START Data
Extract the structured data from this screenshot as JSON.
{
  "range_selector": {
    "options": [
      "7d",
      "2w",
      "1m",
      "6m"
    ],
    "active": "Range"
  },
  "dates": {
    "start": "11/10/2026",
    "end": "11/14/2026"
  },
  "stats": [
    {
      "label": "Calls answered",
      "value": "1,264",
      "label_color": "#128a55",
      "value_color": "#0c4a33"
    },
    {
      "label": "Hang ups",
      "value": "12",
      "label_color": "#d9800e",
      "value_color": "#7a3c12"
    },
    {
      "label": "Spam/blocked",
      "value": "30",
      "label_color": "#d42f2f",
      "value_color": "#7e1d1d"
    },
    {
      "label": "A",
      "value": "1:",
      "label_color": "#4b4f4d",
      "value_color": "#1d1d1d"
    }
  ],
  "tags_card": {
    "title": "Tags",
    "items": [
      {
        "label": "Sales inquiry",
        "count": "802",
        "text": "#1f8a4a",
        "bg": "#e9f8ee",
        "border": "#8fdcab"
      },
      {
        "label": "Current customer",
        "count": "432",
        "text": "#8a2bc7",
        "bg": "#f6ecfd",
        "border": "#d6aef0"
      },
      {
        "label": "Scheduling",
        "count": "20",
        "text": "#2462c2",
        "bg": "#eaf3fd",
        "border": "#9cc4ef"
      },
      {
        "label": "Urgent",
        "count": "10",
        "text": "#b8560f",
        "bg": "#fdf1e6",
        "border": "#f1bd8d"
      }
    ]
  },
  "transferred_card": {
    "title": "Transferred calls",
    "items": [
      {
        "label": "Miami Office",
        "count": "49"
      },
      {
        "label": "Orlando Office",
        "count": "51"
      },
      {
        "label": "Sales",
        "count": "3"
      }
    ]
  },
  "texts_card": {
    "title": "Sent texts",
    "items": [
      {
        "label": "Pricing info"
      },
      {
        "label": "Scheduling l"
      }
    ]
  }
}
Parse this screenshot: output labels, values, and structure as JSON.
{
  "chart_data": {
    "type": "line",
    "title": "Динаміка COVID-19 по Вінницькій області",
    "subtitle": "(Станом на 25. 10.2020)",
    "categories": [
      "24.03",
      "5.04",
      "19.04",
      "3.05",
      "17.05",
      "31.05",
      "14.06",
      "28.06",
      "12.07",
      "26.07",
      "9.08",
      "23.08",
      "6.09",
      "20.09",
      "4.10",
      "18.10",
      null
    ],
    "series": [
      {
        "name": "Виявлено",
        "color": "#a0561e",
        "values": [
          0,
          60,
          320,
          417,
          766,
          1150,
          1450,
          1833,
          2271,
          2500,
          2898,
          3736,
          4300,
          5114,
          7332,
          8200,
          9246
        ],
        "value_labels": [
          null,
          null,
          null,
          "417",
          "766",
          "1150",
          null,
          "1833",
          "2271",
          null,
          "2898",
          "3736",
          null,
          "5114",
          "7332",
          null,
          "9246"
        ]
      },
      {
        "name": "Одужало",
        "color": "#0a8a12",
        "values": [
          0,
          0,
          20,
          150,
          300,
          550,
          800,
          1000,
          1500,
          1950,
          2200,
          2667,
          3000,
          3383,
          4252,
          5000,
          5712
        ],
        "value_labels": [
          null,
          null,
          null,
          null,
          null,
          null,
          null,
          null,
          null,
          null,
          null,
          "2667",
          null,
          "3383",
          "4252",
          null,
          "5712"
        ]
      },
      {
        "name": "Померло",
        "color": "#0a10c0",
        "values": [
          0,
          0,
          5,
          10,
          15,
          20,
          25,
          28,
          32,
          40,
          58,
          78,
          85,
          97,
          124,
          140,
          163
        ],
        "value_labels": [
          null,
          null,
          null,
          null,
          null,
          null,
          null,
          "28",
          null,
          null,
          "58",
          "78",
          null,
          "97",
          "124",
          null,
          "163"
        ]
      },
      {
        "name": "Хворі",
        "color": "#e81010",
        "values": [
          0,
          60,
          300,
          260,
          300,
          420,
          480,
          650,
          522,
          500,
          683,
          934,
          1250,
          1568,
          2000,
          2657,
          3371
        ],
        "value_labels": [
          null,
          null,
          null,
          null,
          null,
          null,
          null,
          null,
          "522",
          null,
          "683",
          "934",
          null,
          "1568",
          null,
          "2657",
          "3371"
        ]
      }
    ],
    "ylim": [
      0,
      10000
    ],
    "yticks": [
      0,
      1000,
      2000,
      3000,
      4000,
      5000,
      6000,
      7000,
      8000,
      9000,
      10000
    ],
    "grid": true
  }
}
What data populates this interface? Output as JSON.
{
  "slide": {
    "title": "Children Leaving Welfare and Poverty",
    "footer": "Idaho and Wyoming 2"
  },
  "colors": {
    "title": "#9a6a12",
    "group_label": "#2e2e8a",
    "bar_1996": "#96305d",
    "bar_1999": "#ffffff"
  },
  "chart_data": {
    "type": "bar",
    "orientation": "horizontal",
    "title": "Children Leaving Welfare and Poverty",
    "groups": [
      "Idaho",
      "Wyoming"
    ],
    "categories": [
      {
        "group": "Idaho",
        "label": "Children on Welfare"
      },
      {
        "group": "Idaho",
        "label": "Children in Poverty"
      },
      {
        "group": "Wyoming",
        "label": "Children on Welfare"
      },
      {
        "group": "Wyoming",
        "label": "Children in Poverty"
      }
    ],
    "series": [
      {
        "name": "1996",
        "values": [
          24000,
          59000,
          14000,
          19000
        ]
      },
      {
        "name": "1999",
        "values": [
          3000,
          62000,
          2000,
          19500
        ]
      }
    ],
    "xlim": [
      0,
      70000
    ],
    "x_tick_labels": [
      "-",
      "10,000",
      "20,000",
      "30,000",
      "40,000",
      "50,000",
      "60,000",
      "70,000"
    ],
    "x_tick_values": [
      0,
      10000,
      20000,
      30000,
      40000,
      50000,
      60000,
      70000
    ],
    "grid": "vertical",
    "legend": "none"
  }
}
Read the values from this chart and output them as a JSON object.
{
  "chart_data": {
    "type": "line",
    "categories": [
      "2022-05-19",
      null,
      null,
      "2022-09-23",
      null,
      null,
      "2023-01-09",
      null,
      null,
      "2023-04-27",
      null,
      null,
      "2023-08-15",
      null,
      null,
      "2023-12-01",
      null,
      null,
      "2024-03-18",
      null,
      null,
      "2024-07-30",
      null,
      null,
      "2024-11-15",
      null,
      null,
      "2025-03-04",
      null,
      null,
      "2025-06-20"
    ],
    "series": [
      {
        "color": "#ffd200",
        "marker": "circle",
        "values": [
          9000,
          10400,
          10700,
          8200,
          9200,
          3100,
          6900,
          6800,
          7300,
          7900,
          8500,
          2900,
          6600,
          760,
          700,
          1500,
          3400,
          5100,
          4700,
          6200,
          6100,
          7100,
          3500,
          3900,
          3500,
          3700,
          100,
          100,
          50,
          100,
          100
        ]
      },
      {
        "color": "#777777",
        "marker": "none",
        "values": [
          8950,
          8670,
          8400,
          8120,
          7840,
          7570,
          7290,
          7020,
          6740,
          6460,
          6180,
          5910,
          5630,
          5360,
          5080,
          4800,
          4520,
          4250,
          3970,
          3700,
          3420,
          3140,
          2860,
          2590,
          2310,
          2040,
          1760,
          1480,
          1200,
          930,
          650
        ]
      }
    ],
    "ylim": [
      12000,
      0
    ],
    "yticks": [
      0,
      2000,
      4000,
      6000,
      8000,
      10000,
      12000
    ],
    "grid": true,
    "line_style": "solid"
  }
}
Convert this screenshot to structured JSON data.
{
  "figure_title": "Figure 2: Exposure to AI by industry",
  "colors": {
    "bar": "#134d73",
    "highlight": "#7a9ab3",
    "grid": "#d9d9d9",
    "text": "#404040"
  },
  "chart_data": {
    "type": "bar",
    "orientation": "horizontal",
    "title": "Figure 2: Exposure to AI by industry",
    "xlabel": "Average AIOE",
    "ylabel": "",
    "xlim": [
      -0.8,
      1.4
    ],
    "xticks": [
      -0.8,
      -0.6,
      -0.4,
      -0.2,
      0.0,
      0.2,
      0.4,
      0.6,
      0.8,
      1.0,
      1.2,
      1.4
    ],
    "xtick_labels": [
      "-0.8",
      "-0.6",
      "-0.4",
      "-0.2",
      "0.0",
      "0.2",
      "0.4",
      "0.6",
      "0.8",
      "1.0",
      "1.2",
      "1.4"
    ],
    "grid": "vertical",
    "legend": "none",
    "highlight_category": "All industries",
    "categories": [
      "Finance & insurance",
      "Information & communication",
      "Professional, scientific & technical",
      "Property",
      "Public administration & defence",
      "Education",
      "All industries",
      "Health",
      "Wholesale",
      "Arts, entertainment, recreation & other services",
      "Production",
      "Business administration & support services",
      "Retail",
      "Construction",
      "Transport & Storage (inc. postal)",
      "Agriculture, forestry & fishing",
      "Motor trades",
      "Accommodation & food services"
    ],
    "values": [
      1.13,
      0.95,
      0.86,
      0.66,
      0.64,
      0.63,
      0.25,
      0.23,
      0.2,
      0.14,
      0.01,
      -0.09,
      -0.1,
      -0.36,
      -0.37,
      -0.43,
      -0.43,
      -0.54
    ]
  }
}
END Data
> **What you are asked to do**
Across the entries above, how many lines contain "Office"? Provide only the count.

> **Exercise response**
2